Reading text =
= Multiple jeopardy =

Theory discussing interactions between inequalities

Multiple jeopardy is the theory that the various factors of one's identity that lead to discrimination or oppression, such as gender, class, or race, have a multiplicative effect on the discrimination that person experiences. The term was coined by Dartmouth Professor Deborah K. King in her 1988 essay, "Multiple Jeopardy, Multiple Consciousness: The Context of a Black Feminist Ideology" to account for the limitations of the double or triple jeopardy models of discrimination, which assert that every unique prejudice has an individual effect on one's status, and that the discrimination one experiences is the additive result of all of these prejudices. Under the model of multiple jeopardy, it is instead believed that these prejudices are interdependent and have a multiplicative relationship; for this reason, the multiple jeopardy in its name primarily emphasizes the simultaneous existence of multiple forms of discrimination rather than the type of relationship among them. King demonstrates that those who face multiple jeopardy might develop multiple consciousness, an awareness of systems of inequality working with and through one another, to support the validity of the black feminist and other intersectional causes.

==Difference from double jeopardy==
The framework of multiple jeopardy was created as a response to the double or triple jeopardy assumption, which, as understood by King, correlates each mode of discrimination with individual and independent effects that, when added together, will create the full picture of the discrimination one faces. Deborah K. King likens this model to a mathematical equation: "racism plus sexism plus classism equals triple jeopardy". If, for example, it were to be understood that, as a result of racism, black people in the workplace face an earnings disadvantage compared to white men, and women in the workplace face an earnings disadvantage due to sexism, then double jeopardy would assume that a black woman would see an earnings disadvantage of no more or less than the sum of that faced by black people and women on their own. This assumption runs contrary to the idea of intersectionality by asserting that individuals do not face unique forms of discrimination as a result of the various aspects of their identity such as gender or race, and that discrimination can instead be predicted as the sum of the effects each of these aspects has on the way they are treated.

What is required =
Answer these questions from the text on multiple jeopardy.
1. Who coined the term "multiple jeopardy," and in what year?
2. What might people who face multiple jeopardy develop, according to King?
3. What does King liken the double or triple jeopardy model to?

Stored records =
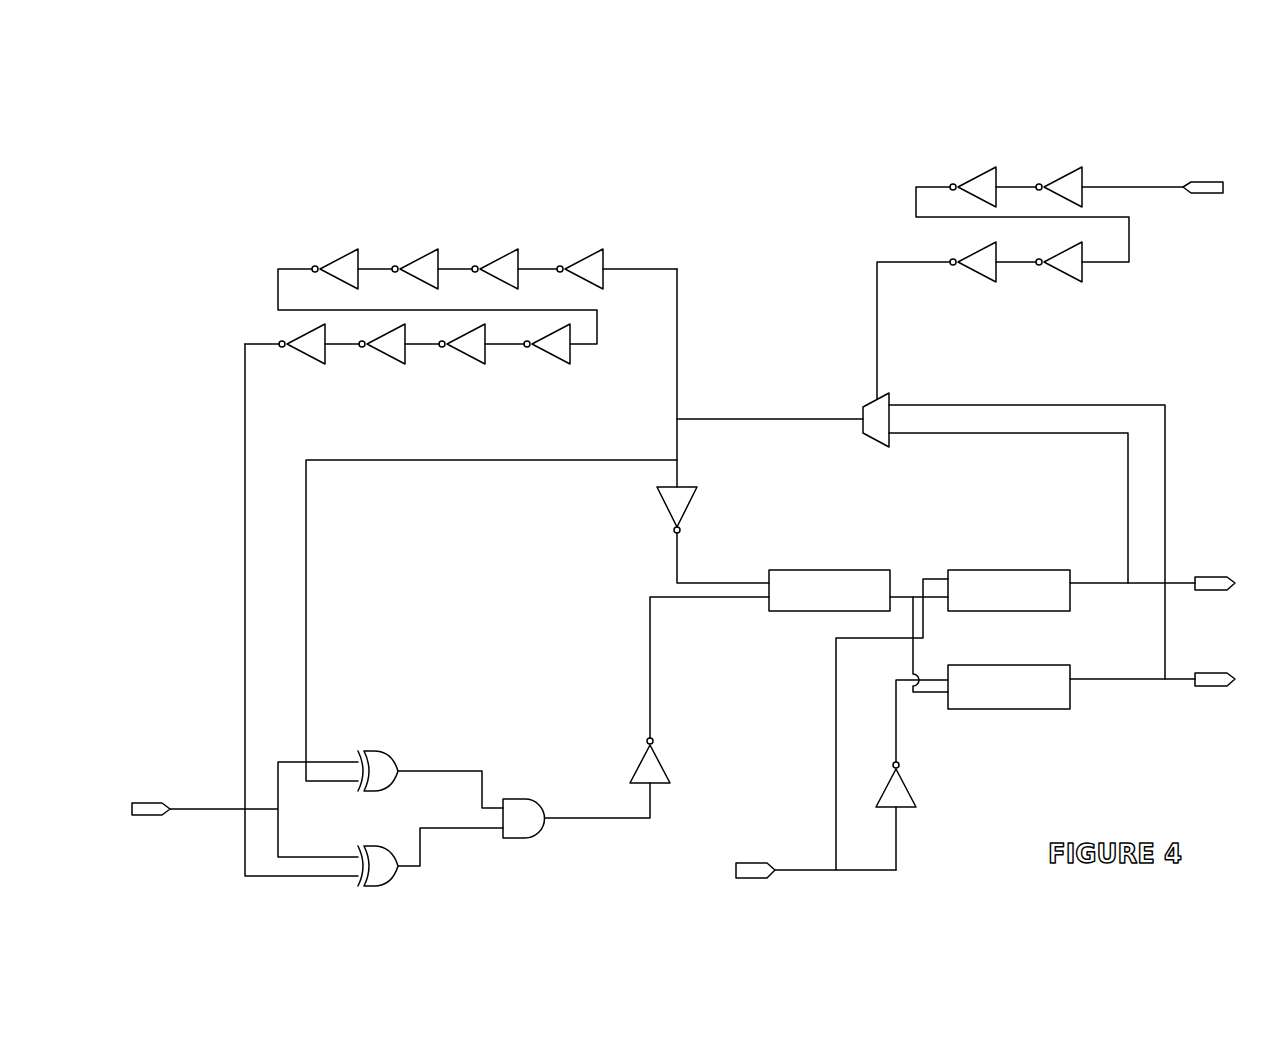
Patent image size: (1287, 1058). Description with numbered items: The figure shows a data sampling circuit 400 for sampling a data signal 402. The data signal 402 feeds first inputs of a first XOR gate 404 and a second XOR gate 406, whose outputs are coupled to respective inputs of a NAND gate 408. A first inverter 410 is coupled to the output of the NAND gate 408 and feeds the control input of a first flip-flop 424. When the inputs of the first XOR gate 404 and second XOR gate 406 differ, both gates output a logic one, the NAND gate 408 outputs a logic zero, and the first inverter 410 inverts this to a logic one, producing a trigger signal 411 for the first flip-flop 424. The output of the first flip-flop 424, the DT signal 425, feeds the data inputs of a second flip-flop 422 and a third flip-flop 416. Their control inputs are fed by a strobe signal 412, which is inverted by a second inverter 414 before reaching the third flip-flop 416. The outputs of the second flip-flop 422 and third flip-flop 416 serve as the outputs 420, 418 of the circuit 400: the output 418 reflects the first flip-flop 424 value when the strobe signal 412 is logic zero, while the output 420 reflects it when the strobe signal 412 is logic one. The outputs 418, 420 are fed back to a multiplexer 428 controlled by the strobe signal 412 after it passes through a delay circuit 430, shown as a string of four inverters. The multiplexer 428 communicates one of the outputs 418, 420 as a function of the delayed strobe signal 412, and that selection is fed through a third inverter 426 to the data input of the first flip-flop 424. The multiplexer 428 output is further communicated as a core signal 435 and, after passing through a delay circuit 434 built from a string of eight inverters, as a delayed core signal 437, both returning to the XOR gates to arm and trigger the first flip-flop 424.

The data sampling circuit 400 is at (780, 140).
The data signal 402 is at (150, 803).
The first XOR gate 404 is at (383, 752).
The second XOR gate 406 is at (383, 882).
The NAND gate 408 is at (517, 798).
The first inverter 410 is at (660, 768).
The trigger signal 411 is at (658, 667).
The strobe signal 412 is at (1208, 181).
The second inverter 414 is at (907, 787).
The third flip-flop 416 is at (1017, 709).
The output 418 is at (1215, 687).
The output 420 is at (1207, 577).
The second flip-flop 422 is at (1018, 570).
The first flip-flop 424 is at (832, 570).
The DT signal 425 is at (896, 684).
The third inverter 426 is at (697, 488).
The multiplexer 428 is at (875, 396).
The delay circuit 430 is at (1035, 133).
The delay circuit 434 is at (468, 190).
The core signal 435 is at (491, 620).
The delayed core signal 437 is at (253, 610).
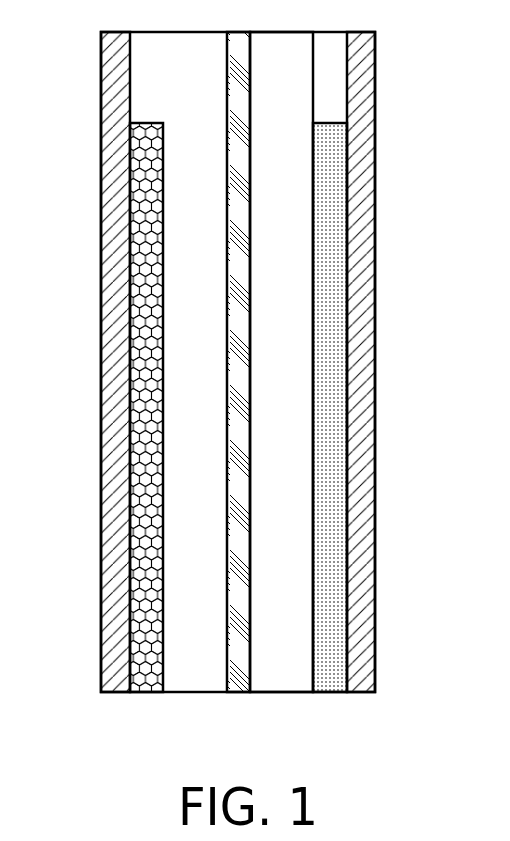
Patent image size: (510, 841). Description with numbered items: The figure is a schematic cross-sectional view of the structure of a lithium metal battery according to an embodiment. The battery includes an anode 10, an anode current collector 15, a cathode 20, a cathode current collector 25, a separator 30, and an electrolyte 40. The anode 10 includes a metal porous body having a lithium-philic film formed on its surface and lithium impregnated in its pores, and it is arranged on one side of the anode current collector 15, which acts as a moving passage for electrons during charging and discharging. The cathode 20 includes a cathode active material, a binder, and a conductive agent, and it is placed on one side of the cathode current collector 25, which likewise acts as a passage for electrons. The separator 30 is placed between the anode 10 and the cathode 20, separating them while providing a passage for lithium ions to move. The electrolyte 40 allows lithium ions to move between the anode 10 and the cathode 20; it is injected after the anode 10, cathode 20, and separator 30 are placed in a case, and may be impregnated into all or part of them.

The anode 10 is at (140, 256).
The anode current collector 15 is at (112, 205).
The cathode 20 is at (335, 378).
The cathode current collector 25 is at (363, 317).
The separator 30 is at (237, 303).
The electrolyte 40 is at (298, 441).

Written answer =
1. Deborah K. King, a Dartmouth professor, coined it in 1988.
2. They might develop multiple consciousness, an awareness of systems of inequality working with and through one another.
3. She likens it to a mathematical equation: "racism plus sexism plus classism equals triple jeopardy."